>> BEGIN
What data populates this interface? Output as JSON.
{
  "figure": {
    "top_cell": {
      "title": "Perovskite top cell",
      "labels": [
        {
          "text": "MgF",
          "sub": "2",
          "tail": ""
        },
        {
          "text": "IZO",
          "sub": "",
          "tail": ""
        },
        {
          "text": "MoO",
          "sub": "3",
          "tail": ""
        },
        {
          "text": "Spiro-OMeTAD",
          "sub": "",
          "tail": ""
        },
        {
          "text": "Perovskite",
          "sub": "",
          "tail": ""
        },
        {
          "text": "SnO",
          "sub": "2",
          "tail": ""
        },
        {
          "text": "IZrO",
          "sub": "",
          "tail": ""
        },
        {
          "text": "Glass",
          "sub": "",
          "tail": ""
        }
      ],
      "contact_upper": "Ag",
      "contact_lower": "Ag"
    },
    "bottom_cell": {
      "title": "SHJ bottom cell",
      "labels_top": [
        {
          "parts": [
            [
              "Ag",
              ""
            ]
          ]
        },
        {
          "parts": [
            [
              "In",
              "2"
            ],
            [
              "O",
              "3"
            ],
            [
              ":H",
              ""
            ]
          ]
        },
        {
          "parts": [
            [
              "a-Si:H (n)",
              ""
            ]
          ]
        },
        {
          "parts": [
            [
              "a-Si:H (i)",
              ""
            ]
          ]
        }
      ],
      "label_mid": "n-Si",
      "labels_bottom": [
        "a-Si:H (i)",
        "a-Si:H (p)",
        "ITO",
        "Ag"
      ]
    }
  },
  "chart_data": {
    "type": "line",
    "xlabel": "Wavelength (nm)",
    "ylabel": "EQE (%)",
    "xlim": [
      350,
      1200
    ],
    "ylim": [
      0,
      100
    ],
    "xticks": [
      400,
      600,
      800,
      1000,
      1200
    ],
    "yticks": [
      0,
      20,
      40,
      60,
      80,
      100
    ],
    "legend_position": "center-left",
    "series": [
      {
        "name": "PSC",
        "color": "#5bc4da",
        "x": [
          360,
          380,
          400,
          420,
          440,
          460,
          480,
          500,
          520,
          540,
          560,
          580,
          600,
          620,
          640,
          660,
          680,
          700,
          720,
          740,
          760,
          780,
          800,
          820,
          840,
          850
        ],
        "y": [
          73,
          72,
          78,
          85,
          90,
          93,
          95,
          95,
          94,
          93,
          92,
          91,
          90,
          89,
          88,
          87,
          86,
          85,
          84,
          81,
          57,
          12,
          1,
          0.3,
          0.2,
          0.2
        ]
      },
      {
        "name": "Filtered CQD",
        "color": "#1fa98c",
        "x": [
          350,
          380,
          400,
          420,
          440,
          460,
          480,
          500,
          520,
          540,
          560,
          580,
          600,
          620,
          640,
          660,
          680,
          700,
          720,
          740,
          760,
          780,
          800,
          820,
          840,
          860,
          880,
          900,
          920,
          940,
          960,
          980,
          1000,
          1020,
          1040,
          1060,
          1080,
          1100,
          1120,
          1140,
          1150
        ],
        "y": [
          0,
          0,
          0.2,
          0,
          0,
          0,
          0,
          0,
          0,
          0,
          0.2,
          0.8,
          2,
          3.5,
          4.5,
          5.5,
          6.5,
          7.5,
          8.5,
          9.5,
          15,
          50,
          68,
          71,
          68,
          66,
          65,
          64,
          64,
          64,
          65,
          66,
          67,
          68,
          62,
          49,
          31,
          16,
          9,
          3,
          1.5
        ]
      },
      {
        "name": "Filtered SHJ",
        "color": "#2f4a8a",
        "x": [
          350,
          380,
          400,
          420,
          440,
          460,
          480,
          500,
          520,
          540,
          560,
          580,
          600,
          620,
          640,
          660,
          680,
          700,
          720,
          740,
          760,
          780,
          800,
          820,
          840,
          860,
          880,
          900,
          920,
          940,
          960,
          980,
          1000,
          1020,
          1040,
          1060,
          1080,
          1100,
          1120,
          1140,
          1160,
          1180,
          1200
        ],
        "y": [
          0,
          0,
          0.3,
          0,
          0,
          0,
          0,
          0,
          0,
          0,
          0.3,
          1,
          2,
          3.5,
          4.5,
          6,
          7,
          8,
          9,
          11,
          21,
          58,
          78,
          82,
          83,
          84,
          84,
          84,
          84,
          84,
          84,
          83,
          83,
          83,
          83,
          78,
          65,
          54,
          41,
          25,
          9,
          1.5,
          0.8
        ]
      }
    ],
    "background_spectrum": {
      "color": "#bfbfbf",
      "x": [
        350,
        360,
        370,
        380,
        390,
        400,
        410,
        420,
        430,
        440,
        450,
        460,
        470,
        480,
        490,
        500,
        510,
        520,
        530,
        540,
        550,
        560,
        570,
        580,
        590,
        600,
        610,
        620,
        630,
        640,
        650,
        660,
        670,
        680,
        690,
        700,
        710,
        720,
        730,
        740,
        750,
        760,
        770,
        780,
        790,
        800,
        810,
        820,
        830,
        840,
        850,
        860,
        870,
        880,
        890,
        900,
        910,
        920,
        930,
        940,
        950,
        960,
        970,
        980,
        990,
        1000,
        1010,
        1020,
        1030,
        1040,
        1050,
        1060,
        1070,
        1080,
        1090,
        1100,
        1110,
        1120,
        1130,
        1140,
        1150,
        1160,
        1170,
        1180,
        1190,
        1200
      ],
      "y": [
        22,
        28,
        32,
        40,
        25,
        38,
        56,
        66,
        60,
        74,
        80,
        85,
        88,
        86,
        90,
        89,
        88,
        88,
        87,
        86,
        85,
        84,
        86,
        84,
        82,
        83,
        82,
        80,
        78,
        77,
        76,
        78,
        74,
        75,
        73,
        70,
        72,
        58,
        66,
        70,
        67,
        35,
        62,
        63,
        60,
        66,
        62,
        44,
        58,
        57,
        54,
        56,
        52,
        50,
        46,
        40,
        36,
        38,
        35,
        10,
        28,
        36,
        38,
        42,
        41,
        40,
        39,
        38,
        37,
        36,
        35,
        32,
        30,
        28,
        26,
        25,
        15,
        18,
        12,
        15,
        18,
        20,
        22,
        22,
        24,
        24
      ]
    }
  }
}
>> END
▶ _Challenge_:
Pull out every line in the material above where "name" occurs.

▶ _Response to the exercise_:
        "name": "PSC",
        "name": "Filtered CQD",
        "name": "Filtered SHJ",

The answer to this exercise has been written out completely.